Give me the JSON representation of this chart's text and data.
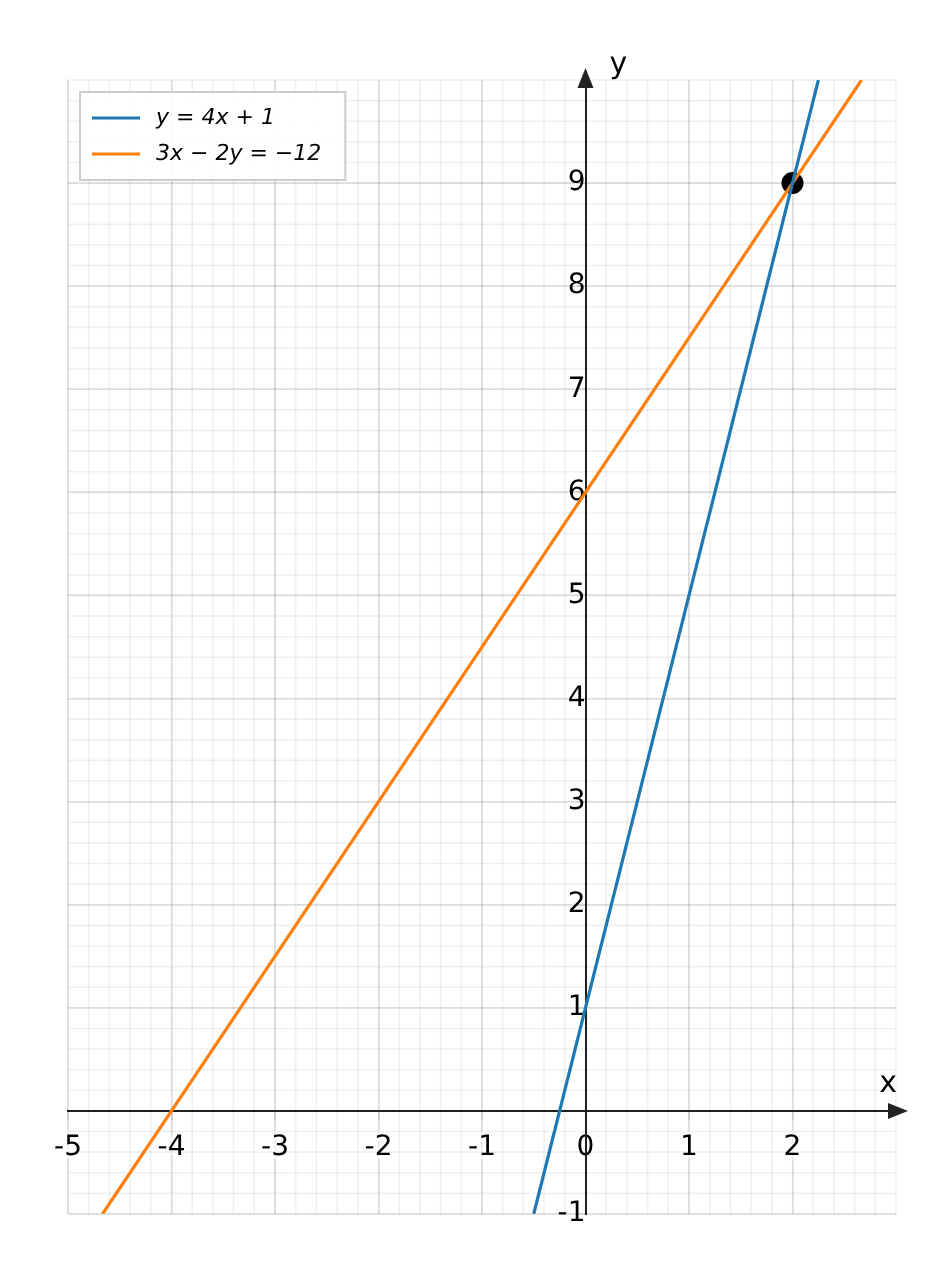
{
  "chart_data": {
    "type": "line",
    "xlabel": "x",
    "ylabel": "y",
    "xlim": [
      -5,
      3
    ],
    "ylim": [
      -1,
      10
    ],
    "xticks": [
      -5,
      -4,
      -3,
      -2,
      -1,
      0,
      1,
      2
    ],
    "yticks": [
      -1,
      1,
      2,
      3,
      4,
      5,
      6,
      7,
      8,
      9
    ],
    "grid": true,
    "legend": "top left",
    "series": [
      {
        "name": "y = 4x + 1",
        "color": "#1f77b4",
        "type": "line",
        "x": [
          -0.5,
          2.25
        ],
        "values": [
          -1,
          10
        ]
      },
      {
        "name": "3x − 2y = −12",
        "color": "#ff7f0e",
        "type": "line",
        "x": [
          -4.6667,
          2.6667
        ],
        "values": [
          -1,
          10
        ]
      },
      {
        "color": "#000000",
        "type": "scatter",
        "marker": "circle",
        "x": [
          2
        ],
        "values": [
          9
        ]
      }
    ]
  }
}
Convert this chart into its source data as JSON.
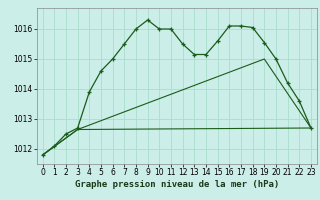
{
  "title": "Graphe pression niveau de la mer (hPa)",
  "bg_color": "#cceee8",
  "grid_color": "#aaddcc",
  "line_color": "#1a5c1a",
  "x_ticks": [
    0,
    1,
    2,
    3,
    4,
    5,
    6,
    7,
    8,
    9,
    10,
    11,
    12,
    13,
    14,
    15,
    16,
    17,
    18,
    19,
    20,
    21,
    22,
    23
  ],
  "y_ticks": [
    1012,
    1013,
    1014,
    1015,
    1016
  ],
  "ylim": [
    1011.5,
    1016.7
  ],
  "xlim": [
    -0.5,
    23.5
  ],
  "line1_x": [
    0,
    1,
    2,
    3,
    4,
    5,
    6,
    7,
    8,
    9,
    10,
    11,
    12,
    13,
    14,
    15,
    16,
    17,
    18,
    19,
    20,
    21,
    22,
    23
  ],
  "line1_y": [
    1011.8,
    1012.1,
    1012.5,
    1012.7,
    1013.9,
    1014.6,
    1015.0,
    1015.5,
    1016.0,
    1016.3,
    1016.0,
    1016.0,
    1015.5,
    1015.15,
    1015.15,
    1015.6,
    1016.1,
    1016.1,
    1016.05,
    1015.55,
    1015.0,
    1014.2,
    1013.6,
    1012.7
  ],
  "line2_x": [
    0,
    3,
    23
  ],
  "line2_y": [
    1011.8,
    1012.65,
    1012.7
  ],
  "line3_x": [
    0,
    3,
    19,
    23
  ],
  "line3_y": [
    1011.8,
    1012.65,
    1015.0,
    1012.7
  ],
  "tick_fontsize": 5.5,
  "xlabel_fontsize": 6.5
}
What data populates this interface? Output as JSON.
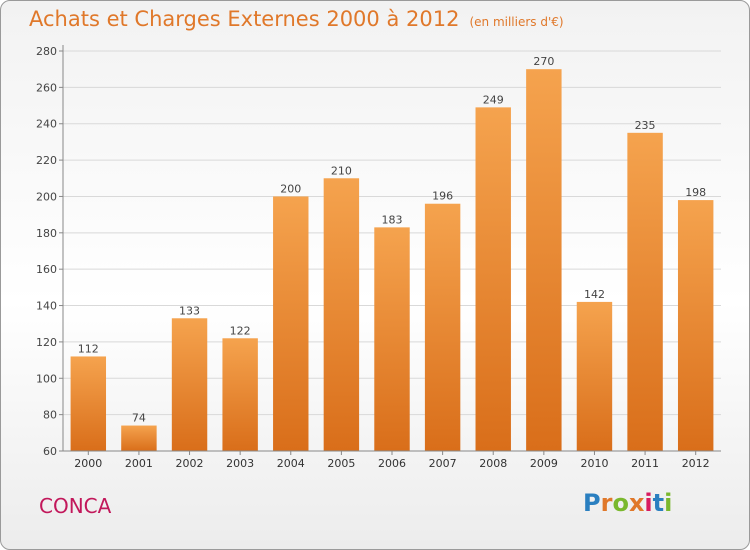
{
  "header": {
    "title": "Achats et Charges Externes 2000 à 2012",
    "unit": "(en milliers d'€)"
  },
  "footer": {
    "commune": "CONCA",
    "brand": "Proxiti",
    "brand_colors": [
      "#2a7fc0",
      "#e0782a",
      "#7ab82e",
      "#e0782a",
      "#d81b60",
      "#2a7fc0",
      "#7ab82e"
    ]
  },
  "colors": {
    "bar_top": "#f5a34e",
    "bar_bottom": "#d96e1a",
    "title": "#e0782a",
    "commune": "#c2185b"
  },
  "chart_data": {
    "type": "bar",
    "title": "Achats et Charges Externes 2000 à 2012",
    "subtitle": "(en milliers d'€)",
    "categories": [
      "2000",
      "2001",
      "2002",
      "2003",
      "2004",
      "2005",
      "2006",
      "2007",
      "2008",
      "2009",
      "2010",
      "2011",
      "2012"
    ],
    "values": [
      112,
      74,
      133,
      122,
      200,
      210,
      183,
      196,
      249,
      270,
      142,
      235,
      198
    ],
    "ylim": [
      60,
      280
    ],
    "yticks": [
      60,
      80,
      100,
      120,
      140,
      160,
      180,
      200,
      220,
      240,
      260,
      280
    ],
    "xlabel": "",
    "ylabel": "",
    "grid": true,
    "data_labels": true
  }
}
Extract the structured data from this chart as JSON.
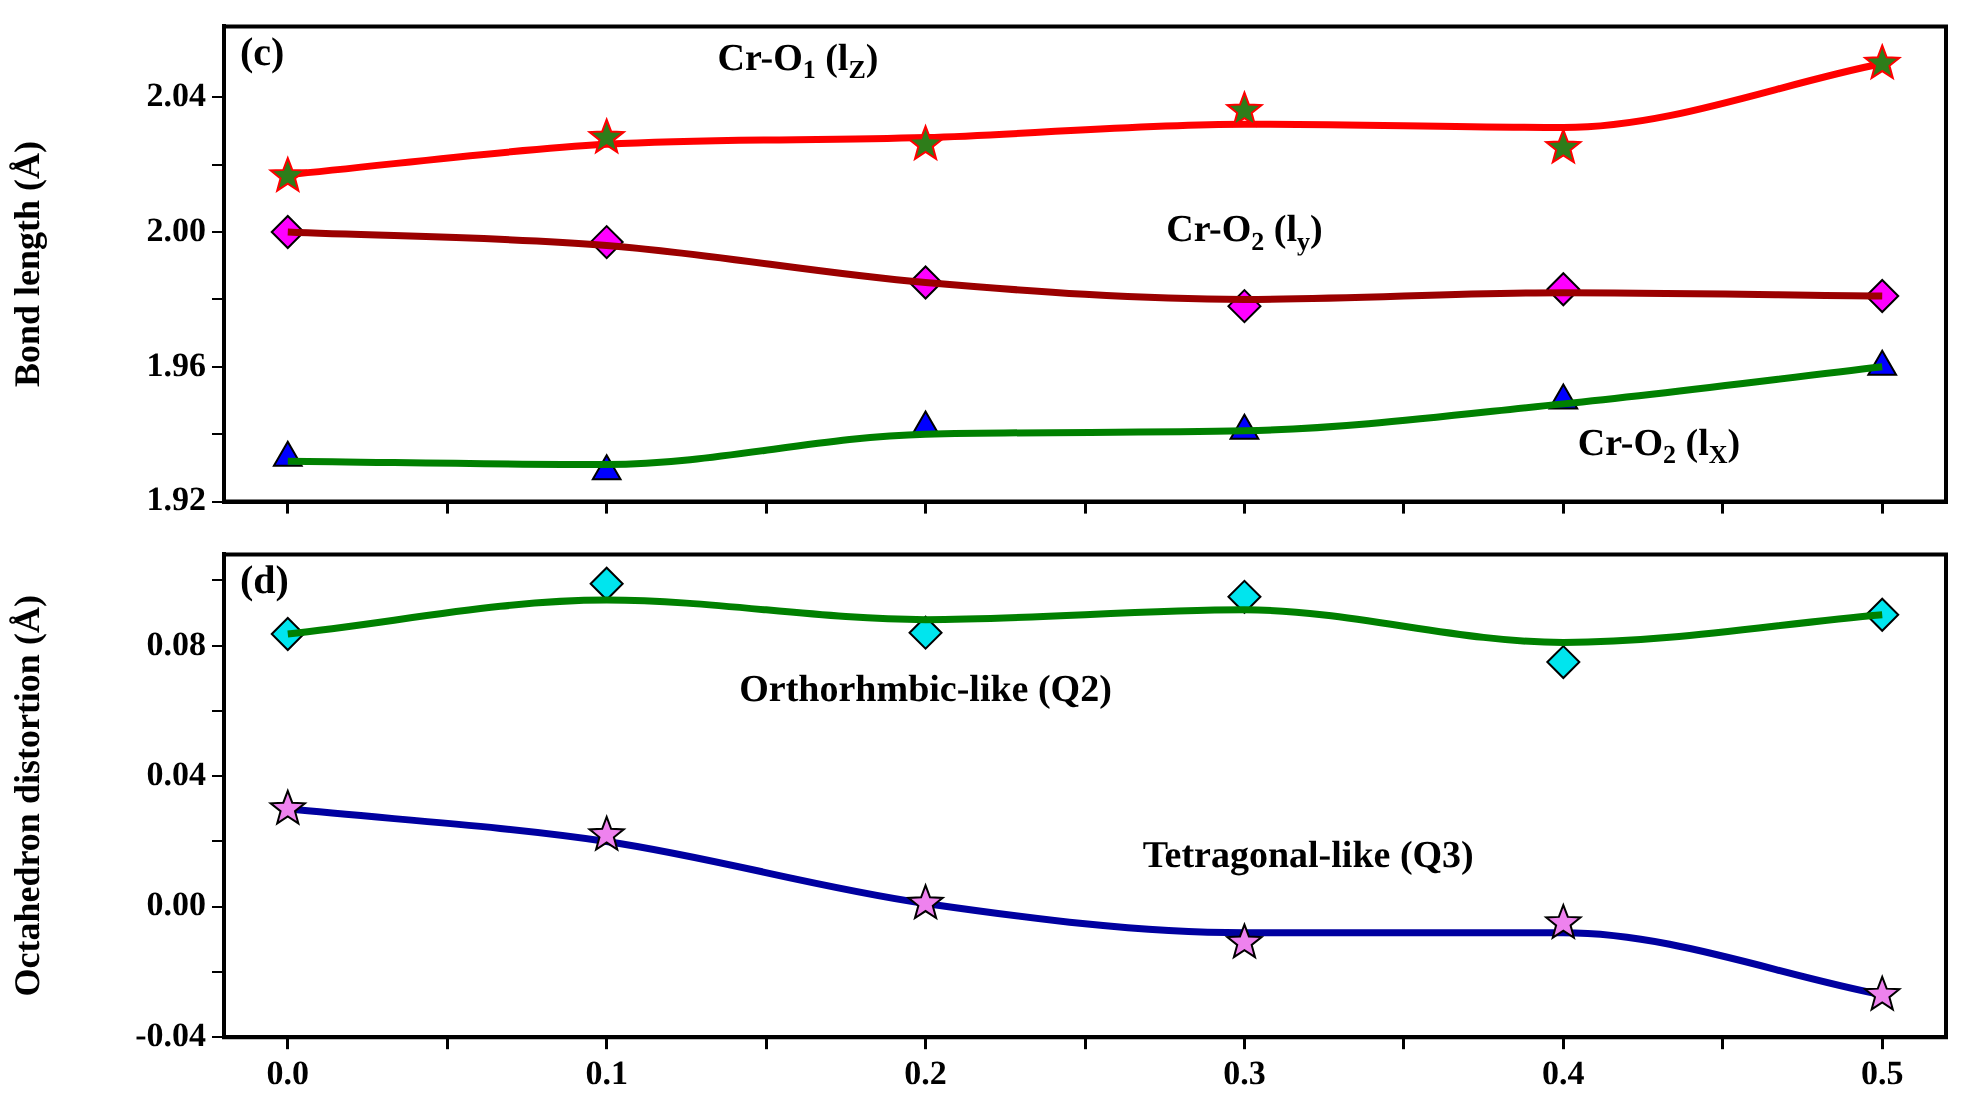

● STATED PROBLEM: Copy every line of the listing where the word "this" appears.

● ANSWER TO THE EXERCISE:
Give me the JSON representation of this chart's text and data.
Convert this chart into its source data as JSON.
What data populates this interface? Output as JSON.
Extract the structured data from this chart as JSON.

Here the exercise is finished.